» STATED PROBLEM
Collect from the data below each line with "icon".

╭──

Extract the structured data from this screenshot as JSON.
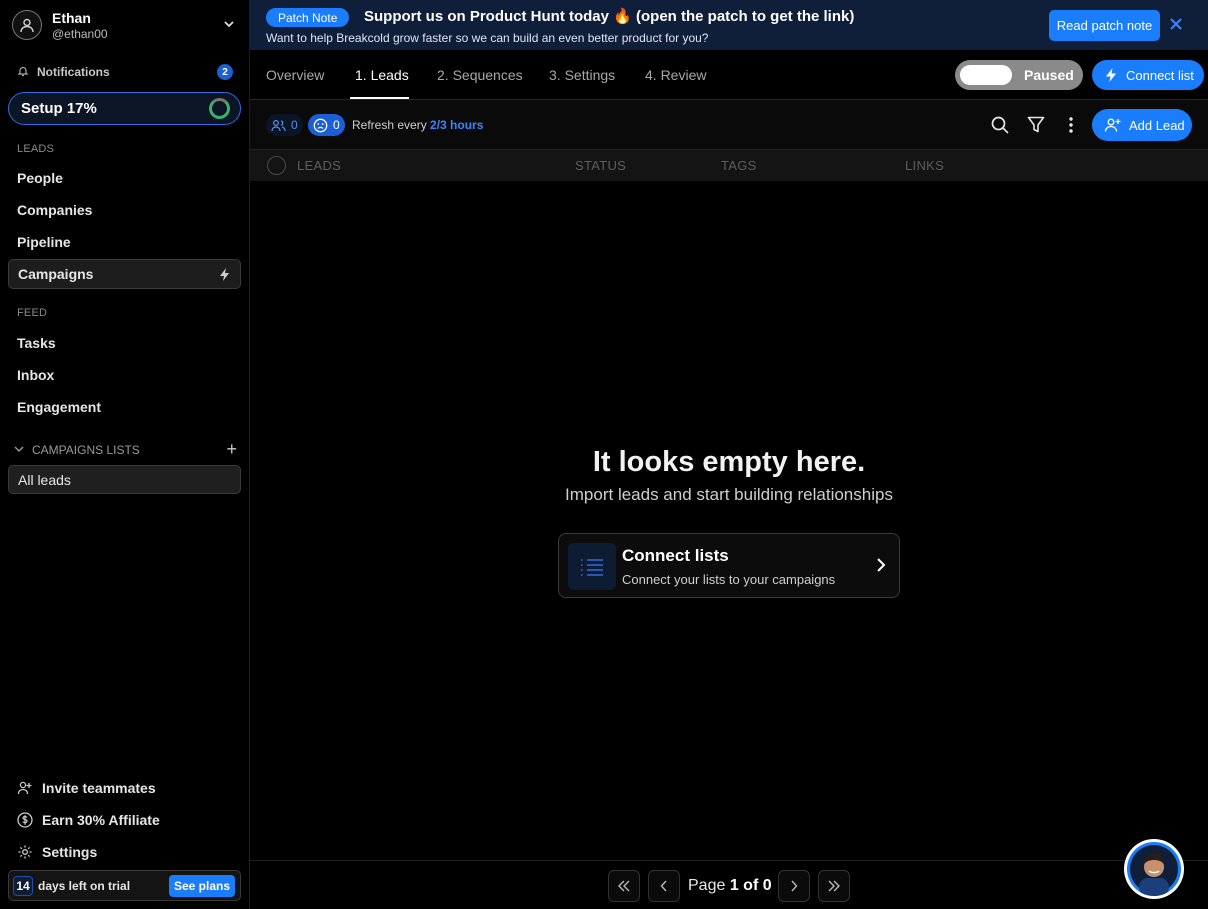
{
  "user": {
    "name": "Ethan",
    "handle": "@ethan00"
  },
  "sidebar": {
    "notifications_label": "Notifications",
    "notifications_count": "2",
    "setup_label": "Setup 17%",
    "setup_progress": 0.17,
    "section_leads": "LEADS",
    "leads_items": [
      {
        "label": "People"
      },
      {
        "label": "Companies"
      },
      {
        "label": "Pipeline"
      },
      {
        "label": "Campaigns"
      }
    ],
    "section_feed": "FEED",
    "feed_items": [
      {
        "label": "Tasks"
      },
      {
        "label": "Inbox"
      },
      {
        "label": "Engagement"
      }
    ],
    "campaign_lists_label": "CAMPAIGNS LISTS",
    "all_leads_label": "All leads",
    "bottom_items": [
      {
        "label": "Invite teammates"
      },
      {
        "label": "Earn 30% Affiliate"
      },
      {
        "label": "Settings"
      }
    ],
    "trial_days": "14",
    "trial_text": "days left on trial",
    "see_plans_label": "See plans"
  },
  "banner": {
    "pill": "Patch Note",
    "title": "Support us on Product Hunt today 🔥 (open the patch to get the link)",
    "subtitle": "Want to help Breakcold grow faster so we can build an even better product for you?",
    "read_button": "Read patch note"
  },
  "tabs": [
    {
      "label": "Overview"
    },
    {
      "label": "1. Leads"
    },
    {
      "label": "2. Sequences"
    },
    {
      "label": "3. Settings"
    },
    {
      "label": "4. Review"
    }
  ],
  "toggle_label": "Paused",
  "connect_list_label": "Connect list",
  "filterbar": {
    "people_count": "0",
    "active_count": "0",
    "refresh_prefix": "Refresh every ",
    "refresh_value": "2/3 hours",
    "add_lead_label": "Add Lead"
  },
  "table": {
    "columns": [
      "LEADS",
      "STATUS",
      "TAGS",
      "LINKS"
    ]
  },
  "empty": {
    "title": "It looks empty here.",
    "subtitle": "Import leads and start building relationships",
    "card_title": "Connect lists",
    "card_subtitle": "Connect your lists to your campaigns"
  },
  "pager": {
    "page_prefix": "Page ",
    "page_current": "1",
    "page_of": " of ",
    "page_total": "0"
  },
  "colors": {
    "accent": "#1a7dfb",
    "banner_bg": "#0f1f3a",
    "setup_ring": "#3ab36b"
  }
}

╰──
╭──

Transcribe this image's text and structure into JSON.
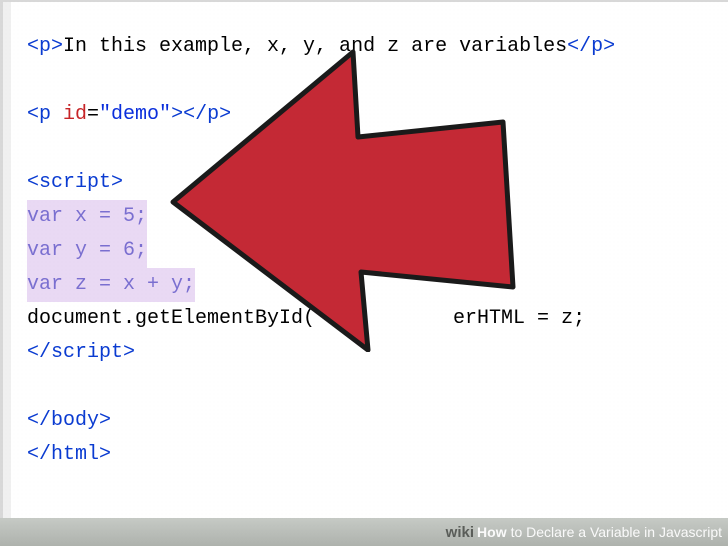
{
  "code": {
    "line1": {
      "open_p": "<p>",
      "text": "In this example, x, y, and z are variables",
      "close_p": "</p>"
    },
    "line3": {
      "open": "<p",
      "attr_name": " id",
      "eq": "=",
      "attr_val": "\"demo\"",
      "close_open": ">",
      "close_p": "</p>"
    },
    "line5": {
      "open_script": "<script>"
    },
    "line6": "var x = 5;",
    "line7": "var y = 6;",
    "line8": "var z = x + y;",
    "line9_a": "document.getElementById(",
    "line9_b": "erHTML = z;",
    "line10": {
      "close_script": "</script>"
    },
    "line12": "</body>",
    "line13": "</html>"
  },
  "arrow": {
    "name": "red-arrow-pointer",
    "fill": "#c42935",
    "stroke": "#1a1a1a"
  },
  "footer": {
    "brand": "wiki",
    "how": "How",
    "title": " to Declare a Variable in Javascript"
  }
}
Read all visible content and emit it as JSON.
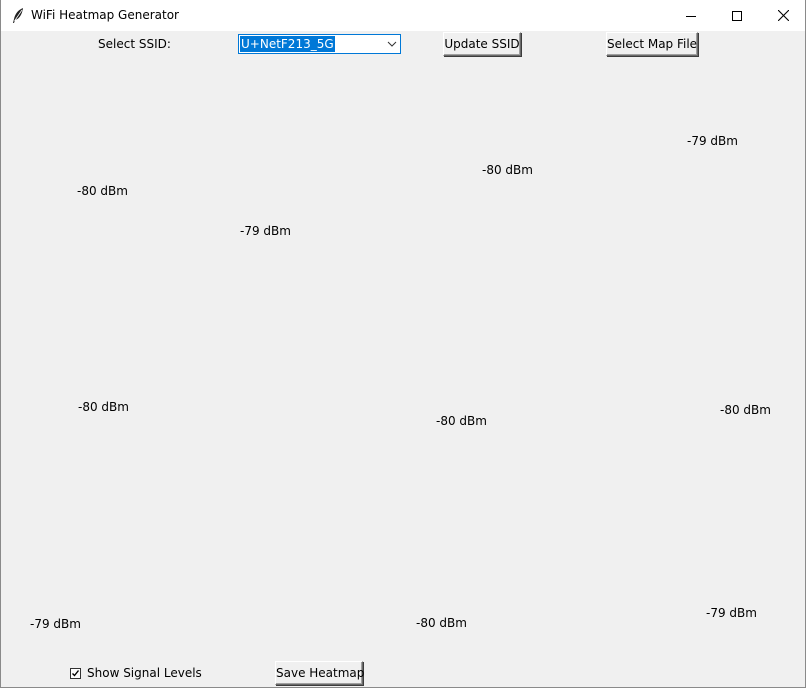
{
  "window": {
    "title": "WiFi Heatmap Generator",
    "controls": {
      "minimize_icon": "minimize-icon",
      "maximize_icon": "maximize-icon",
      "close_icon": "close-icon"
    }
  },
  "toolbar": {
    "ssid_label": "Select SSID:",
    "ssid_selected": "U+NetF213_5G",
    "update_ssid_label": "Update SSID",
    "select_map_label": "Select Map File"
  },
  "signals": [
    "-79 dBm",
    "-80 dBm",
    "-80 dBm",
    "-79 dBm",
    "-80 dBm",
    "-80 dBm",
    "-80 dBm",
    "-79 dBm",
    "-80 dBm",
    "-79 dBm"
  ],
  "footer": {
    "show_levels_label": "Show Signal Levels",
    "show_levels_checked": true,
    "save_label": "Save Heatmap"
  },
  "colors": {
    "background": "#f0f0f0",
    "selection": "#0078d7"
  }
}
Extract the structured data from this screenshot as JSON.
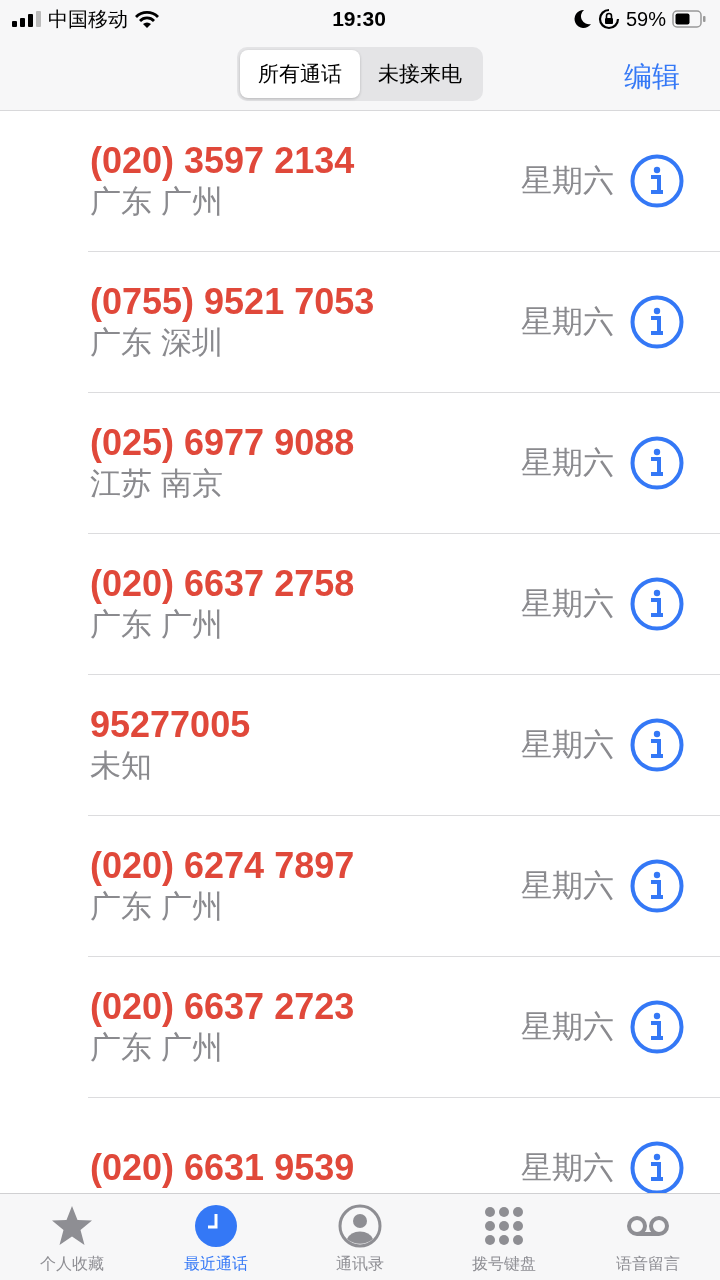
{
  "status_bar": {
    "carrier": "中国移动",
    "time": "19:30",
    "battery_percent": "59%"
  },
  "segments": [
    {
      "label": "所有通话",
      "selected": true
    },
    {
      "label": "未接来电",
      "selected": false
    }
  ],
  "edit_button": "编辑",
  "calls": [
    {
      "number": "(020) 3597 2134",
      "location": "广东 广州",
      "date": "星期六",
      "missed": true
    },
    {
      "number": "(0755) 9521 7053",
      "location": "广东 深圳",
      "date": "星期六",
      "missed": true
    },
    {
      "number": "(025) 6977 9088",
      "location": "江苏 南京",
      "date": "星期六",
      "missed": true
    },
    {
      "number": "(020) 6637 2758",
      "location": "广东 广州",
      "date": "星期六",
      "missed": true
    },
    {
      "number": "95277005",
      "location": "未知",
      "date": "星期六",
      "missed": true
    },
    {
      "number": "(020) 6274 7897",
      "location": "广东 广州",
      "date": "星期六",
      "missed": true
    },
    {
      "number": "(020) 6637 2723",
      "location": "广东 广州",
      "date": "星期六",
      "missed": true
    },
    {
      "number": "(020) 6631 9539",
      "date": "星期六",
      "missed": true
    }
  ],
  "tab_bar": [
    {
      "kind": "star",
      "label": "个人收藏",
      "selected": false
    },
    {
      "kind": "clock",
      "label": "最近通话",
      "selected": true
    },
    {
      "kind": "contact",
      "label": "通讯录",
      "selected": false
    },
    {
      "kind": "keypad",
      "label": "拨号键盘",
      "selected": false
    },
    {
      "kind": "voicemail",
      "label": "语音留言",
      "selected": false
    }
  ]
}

╰──

» FULL SOLUTION
      "minimize_icon": "minimize-icon",
      "maximize_icon": "maximize-icon",
      "close_icon": "close-icon"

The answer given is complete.